Rewrite the items below so that every "bbox" becomes "bounding box", and leave everything else the same.

## start Input for this task

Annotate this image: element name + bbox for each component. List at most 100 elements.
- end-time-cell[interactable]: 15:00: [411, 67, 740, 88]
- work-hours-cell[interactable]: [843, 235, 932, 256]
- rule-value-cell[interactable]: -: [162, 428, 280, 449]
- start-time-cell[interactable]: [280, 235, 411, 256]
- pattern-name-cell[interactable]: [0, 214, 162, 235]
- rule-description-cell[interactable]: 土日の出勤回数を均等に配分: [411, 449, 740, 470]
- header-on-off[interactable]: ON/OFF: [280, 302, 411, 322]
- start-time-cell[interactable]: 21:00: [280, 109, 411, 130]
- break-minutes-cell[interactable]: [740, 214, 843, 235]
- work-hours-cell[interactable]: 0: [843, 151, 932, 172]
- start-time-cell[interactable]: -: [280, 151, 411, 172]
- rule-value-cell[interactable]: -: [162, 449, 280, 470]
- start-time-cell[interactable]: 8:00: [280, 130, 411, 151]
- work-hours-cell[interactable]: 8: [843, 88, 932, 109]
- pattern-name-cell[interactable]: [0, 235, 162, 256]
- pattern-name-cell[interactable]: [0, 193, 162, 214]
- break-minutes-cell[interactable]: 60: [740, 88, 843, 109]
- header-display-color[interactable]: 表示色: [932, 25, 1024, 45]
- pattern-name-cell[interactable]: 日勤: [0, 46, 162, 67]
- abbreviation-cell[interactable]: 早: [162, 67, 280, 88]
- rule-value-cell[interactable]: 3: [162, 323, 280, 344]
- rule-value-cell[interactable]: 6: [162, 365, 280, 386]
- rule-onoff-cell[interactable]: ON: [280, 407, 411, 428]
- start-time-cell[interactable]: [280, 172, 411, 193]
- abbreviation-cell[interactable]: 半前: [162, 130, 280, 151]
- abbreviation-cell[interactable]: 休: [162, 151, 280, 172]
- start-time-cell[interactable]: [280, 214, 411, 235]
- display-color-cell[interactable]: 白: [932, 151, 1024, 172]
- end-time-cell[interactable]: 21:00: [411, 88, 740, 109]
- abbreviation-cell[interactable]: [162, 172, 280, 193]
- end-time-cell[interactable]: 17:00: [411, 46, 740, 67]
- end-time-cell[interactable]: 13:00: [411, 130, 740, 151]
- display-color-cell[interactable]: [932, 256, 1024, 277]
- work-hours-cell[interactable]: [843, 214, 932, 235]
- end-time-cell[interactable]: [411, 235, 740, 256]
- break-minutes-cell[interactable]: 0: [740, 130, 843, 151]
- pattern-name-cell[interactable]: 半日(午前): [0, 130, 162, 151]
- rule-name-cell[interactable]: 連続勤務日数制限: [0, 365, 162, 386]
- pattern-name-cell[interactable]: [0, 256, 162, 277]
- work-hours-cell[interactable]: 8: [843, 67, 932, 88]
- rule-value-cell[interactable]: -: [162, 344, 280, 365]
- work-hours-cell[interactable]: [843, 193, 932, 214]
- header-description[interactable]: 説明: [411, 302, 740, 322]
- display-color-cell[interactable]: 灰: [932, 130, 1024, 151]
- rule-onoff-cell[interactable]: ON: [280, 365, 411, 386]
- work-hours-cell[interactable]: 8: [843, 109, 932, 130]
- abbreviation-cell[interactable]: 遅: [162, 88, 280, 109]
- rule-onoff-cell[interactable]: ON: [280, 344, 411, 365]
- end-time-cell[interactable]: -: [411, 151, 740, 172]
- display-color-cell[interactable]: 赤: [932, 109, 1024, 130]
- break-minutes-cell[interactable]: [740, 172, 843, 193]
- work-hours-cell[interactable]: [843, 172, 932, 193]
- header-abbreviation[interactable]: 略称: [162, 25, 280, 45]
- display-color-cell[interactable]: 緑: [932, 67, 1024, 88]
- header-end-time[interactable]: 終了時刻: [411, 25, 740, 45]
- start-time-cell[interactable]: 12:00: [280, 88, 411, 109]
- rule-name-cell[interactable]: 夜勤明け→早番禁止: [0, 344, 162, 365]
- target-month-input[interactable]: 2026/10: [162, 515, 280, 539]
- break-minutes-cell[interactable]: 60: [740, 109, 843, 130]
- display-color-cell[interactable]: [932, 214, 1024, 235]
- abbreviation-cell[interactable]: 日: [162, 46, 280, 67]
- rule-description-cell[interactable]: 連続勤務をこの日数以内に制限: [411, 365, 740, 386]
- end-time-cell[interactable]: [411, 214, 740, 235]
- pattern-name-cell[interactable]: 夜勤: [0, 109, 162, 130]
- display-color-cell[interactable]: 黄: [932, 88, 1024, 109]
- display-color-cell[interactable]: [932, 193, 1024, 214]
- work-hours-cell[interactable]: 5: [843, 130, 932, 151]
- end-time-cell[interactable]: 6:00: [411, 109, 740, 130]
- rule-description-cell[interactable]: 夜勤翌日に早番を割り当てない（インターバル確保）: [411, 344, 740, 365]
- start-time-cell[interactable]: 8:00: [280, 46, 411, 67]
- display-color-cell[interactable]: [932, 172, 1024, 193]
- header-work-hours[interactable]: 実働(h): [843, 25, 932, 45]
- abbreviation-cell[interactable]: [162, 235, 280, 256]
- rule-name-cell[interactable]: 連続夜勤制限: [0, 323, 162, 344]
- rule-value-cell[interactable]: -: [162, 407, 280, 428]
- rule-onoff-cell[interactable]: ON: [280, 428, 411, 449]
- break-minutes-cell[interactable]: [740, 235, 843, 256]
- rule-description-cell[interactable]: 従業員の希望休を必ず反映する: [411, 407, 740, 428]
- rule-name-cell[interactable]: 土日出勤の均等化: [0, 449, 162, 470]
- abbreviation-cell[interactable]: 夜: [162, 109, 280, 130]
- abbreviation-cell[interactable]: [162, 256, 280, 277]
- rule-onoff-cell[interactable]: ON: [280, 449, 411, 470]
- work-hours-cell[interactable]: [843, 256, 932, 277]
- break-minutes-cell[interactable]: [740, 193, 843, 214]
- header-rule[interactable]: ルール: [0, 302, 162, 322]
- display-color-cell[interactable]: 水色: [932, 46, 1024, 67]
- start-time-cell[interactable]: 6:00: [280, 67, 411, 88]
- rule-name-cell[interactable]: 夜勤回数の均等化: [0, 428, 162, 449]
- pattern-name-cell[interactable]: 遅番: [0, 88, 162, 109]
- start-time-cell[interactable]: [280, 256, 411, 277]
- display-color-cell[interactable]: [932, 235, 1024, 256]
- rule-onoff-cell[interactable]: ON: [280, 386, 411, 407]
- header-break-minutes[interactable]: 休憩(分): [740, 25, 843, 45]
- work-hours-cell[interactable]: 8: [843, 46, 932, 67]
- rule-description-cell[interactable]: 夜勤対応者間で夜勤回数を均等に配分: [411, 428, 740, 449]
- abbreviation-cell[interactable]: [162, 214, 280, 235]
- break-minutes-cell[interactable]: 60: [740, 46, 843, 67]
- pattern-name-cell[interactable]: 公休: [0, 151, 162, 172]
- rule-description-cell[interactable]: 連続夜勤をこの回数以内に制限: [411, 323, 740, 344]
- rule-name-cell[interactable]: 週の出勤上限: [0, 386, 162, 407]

## end Input for this task

[Solution for this exercise]:
Annotate this image: element name + bounding box for each component. List at most 100 elements.
- end-time-cell[interactable]: 15:00: [411, 67, 740, 88]
- work-hours-cell[interactable]: [843, 235, 932, 256]
- rule-value-cell[interactable]: -: [162, 428, 280, 449]
- start-time-cell[interactable]: [280, 235, 411, 256]
- pattern-name-cell[interactable]: [0, 214, 162, 235]
- rule-description-cell[interactable]: 土日の出勤回数を均等に配分: [411, 449, 740, 470]
- header-on-off[interactable]: ON/OFF: [280, 302, 411, 322]
- start-time-cell[interactable]: 21:00: [280, 109, 411, 130]
- break-minutes-cell[interactable]: [740, 214, 843, 235]
- work-hours-cell[interactable]: 0: [843, 151, 932, 172]
- start-time-cell[interactable]: -: [280, 151, 411, 172]
- rule-value-cell[interactable]: -: [162, 449, 280, 470]
- start-time-cell[interactable]: 8:00: [280, 130, 411, 151]
- work-hours-cell[interactable]: 8: [843, 88, 932, 109]
- pattern-name-cell[interactable]: [0, 235, 162, 256]
- pattern-name-cell[interactable]: [0, 193, 162, 214]
- break-minutes-cell[interactable]: 60: [740, 88, 843, 109]
- header-display-color[interactable]: 表示色: [932, 25, 1024, 45]
- pattern-name-cell[interactable]: 日勤: [0, 46, 162, 67]
- abbreviation-cell[interactable]: 早: [162, 67, 280, 88]
- rule-value-cell[interactable]: 3: [162, 323, 280, 344]
- rule-value-cell[interactable]: 6: [162, 365, 280, 386]
- rule-onoff-cell[interactable]: ON: [280, 407, 411, 428]
- start-time-cell[interactable]: [280, 172, 411, 193]
- abbreviation-cell[interactable]: 半前: [162, 130, 280, 151]
- abbreviation-cell[interactable]: 休: [162, 151, 280, 172]
- start-time-cell[interactable]: [280, 214, 411, 235]
- display-color-cell[interactable]: 白: [932, 151, 1024, 172]
- end-time-cell[interactable]: 21:00: [411, 88, 740, 109]
- abbreviation-cell[interactable]: [162, 172, 280, 193]
- end-time-cell[interactable]: 17:00: [411, 46, 740, 67]
- end-time-cell[interactable]: 13:00: [411, 130, 740, 151]
- display-color-cell[interactable]: [932, 256, 1024, 277]
- work-hours-cell[interactable]: [843, 214, 932, 235]
- end-time-cell[interactable]: [411, 235, 740, 256]
- break-minutes-cell[interactable]: 0: [740, 130, 843, 151]
- pattern-name-cell[interactable]: 半日(午前): [0, 130, 162, 151]
- rule-name-cell[interactable]: 連続勤務日数制限: [0, 365, 162, 386]
- pattern-name-cell[interactable]: [0, 256, 162, 277]
- work-hours-cell[interactable]: 8: [843, 67, 932, 88]
- rule-value-cell[interactable]: -: [162, 344, 280, 365]
- work-hours-cell[interactable]: [843, 193, 932, 214]
- header-description[interactable]: 説明: [411, 302, 740, 322]
- display-color-cell[interactable]: 灰: [932, 130, 1024, 151]
- rule-onoff-cell[interactable]: ON: [280, 365, 411, 386]
- work-hours-cell[interactable]: 8: [843, 109, 932, 130]
- abbreviation-cell[interactable]: 遅: [162, 88, 280, 109]
- rule-onoff-cell[interactable]: ON: [280, 344, 411, 365]
- end-time-cell[interactable]: -: [411, 151, 740, 172]
- display-color-cell[interactable]: 赤: [932, 109, 1024, 130]
- break-minutes-cell[interactable]: [740, 172, 843, 193]
- work-hours-cell[interactable]: [843, 172, 932, 193]
- header-abbreviation[interactable]: 略称: [162, 25, 280, 45]
- display-color-cell[interactable]: 緑: [932, 67, 1024, 88]
- header-end-time[interactable]: 終了時刻: [411, 25, 740, 45]
- start-time-cell[interactable]: 12:00: [280, 88, 411, 109]
- rule-name-cell[interactable]: 夜勤明け→早番禁止: [0, 344, 162, 365]
- target-month-input[interactable]: 2026/10: [162, 515, 280, 539]
- break-minutes-cell[interactable]: 60: [740, 109, 843, 130]
- display-color-cell[interactable]: [932, 214, 1024, 235]
- abbreviation-cell[interactable]: 日: [162, 46, 280, 67]
- rule-description-cell[interactable]: 連続勤務をこの日数以内に制限: [411, 365, 740, 386]
- end-time-cell[interactable]: [411, 214, 740, 235]
- pattern-name-cell[interactable]: 夜勤: [0, 109, 162, 130]
- display-color-cell[interactable]: 黄: [932, 88, 1024, 109]
- display-color-cell[interactable]: [932, 193, 1024, 214]
- work-hours-cell[interactable]: 5: [843, 130, 932, 151]
- end-time-cell[interactable]: 6:00: [411, 109, 740, 130]
- rule-description-cell[interactable]: 夜勤翌日に早番を割り当てない（インターバル確保）: [411, 344, 740, 365]
- start-time-cell[interactable]: 8:00: [280, 46, 411, 67]
- display-color-cell[interactable]: [932, 172, 1024, 193]
- header-work-hours[interactable]: 実働(h): [843, 25, 932, 45]
- abbreviation-cell[interactable]: [162, 235, 280, 256]
- rule-name-cell[interactable]: 連続夜勤制限: [0, 323, 162, 344]
- rule-value-cell[interactable]: -: [162, 407, 280, 428]
- rule-onoff-cell[interactable]: ON: [280, 428, 411, 449]
- break-minutes-cell[interactable]: [740, 235, 843, 256]
- rule-description-cell[interactable]: 従業員の希望休を必ず反映する: [411, 407, 740, 428]
- rule-name-cell[interactable]: 土日出勤の均等化: [0, 449, 162, 470]
- abbreviation-cell[interactable]: 夜: [162, 109, 280, 130]
- abbreviation-cell[interactable]: [162, 256, 280, 277]
- rule-onoff-cell[interactable]: ON: [280, 449, 411, 470]
- work-hours-cell[interactable]: [843, 256, 932, 277]
- break-minutes-cell[interactable]: [740, 193, 843, 214]
- header-rule[interactable]: ルール: [0, 302, 162, 322]
- display-color-cell[interactable]: 水色: [932, 46, 1024, 67]
- start-time-cell[interactable]: 6:00: [280, 67, 411, 88]
- rule-name-cell[interactable]: 夜勤回数の均等化: [0, 428, 162, 449]
- pattern-name-cell[interactable]: 遅番: [0, 88, 162, 109]
- start-time-cell[interactable]: [280, 256, 411, 277]
- display-color-cell[interactable]: [932, 235, 1024, 256]
- rule-onoff-cell[interactable]: ON: [280, 386, 411, 407]
- header-break-minutes[interactable]: 休憩(分): [740, 25, 843, 45]
- work-hours-cell[interactable]: 8: [843, 46, 932, 67]
- rule-description-cell[interactable]: 夜勤対応者間で夜勤回数を均等に配分: [411, 428, 740, 449]
- abbreviation-cell[interactable]: [162, 214, 280, 235]
- break-minutes-cell[interactable]: 60: [740, 46, 843, 67]
- pattern-name-cell[interactable]: 公休: [0, 151, 162, 172]
- rule-description-cell[interactable]: 連続夜勤をこの回数以内に制限: [411, 323, 740, 344]
- rule-name-cell[interactable]: 週の出勤上限: [0, 386, 162, 407]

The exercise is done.